WHAT THE TASK ASKS:
Gather each line of the entries below that includes "FormCloseQuery".

MATERIAL SHOWN:
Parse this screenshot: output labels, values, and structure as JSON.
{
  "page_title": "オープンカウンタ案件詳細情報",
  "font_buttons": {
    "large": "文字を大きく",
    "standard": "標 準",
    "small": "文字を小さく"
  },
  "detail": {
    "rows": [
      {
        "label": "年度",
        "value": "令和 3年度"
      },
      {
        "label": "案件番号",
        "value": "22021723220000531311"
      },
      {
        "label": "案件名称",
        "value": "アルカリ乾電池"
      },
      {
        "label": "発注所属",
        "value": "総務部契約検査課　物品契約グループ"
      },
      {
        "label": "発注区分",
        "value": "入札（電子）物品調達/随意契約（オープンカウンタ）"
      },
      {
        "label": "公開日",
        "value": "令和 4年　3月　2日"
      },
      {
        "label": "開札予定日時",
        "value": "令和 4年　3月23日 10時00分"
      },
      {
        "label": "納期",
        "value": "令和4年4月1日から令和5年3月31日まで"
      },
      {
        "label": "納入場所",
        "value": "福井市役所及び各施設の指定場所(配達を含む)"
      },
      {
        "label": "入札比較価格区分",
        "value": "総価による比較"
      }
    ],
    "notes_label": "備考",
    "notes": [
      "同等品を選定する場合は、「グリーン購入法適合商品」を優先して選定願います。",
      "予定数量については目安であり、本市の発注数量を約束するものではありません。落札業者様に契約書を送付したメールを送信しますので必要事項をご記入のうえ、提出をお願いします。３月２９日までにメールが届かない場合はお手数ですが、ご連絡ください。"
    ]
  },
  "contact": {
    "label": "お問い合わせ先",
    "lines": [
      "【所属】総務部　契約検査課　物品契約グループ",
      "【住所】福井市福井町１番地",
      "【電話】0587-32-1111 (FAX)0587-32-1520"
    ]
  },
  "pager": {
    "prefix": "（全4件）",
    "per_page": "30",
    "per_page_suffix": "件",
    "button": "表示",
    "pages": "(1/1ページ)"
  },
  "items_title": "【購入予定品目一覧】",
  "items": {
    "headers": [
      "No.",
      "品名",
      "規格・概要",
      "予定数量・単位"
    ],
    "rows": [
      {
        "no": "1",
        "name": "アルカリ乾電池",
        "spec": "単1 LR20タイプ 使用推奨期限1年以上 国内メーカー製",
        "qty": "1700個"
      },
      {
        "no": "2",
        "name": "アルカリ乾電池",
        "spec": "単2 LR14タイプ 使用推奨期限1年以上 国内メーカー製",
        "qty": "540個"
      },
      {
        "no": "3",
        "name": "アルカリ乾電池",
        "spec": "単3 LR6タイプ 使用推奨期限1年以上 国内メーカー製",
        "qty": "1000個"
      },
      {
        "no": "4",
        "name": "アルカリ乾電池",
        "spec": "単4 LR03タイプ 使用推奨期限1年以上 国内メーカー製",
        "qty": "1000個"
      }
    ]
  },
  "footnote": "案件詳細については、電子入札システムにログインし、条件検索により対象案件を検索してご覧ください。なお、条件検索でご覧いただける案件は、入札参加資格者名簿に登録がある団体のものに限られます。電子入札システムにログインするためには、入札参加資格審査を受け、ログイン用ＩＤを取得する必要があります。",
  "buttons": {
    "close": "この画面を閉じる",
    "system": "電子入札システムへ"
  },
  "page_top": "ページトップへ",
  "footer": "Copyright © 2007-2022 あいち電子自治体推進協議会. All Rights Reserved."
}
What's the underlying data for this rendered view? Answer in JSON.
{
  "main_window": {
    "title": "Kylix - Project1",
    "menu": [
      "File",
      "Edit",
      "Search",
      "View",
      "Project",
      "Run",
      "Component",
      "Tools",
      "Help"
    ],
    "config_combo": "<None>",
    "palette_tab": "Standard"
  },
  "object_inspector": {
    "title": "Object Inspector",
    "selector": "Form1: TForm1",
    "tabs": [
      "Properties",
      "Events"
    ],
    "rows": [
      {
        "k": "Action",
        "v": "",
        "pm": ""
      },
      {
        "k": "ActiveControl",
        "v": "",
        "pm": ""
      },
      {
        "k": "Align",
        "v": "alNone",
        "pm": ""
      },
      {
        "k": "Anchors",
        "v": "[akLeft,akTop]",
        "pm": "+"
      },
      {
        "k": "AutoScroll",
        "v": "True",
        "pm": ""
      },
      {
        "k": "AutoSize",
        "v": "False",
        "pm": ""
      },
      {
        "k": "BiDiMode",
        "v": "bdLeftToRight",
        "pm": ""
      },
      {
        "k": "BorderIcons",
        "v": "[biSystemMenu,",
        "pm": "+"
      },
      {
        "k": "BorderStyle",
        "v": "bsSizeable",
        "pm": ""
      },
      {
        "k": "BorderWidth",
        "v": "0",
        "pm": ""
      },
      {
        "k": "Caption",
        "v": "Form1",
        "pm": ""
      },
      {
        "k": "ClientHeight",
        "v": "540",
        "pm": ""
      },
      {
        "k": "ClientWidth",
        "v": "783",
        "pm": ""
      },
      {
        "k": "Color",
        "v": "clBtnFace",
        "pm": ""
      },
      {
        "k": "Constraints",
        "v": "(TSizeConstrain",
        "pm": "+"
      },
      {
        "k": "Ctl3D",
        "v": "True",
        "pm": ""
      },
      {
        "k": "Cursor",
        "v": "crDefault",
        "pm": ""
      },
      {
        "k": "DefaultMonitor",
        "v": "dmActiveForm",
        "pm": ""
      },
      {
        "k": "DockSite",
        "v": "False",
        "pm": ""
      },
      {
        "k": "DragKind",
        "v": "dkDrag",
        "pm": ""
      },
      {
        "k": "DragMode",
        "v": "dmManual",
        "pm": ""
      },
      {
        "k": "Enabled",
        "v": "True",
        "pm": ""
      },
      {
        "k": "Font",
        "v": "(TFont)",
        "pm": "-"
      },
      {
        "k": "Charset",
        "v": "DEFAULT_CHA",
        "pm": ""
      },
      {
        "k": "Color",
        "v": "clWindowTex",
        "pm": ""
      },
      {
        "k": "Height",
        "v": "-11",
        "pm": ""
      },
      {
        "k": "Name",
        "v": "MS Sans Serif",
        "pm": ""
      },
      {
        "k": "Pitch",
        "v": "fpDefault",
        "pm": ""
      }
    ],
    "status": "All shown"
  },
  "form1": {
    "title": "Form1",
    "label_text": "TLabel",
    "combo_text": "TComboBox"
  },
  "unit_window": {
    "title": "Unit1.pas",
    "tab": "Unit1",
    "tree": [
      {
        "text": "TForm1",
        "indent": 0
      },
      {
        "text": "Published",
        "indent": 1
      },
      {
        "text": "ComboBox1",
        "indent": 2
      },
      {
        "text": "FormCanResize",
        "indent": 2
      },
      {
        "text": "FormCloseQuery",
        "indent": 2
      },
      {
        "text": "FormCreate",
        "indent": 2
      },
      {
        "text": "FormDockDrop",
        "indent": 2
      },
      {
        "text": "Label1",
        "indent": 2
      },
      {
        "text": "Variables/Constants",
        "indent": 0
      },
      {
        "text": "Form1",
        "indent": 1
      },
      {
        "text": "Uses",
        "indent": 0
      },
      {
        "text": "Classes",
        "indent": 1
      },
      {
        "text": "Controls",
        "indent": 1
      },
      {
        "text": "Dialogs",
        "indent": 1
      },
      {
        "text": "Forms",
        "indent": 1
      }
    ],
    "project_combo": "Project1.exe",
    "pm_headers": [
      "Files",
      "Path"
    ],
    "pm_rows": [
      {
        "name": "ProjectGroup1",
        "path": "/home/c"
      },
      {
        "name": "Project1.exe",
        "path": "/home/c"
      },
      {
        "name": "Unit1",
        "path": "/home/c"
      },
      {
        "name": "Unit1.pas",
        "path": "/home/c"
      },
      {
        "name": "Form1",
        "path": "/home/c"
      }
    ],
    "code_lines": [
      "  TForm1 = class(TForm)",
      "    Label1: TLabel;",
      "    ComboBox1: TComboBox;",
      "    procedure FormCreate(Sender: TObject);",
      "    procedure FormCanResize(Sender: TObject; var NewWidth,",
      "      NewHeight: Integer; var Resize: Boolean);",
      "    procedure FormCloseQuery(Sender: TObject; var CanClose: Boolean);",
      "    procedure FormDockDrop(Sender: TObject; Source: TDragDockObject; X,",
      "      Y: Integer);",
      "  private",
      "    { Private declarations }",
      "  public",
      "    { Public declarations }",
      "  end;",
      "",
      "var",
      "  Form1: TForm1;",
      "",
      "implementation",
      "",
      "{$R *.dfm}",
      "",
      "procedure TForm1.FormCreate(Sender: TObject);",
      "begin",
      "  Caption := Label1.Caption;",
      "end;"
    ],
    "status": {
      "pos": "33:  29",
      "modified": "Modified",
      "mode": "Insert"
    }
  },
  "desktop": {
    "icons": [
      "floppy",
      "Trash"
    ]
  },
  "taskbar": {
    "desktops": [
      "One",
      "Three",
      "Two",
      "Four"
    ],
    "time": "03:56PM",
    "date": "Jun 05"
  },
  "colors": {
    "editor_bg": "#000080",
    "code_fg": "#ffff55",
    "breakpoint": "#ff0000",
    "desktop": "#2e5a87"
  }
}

SOLUTION:
        "text": "FormCloseQuery",
      "    procedure FormCloseQuery(Sender: TObject; var CanClose: Boolean);",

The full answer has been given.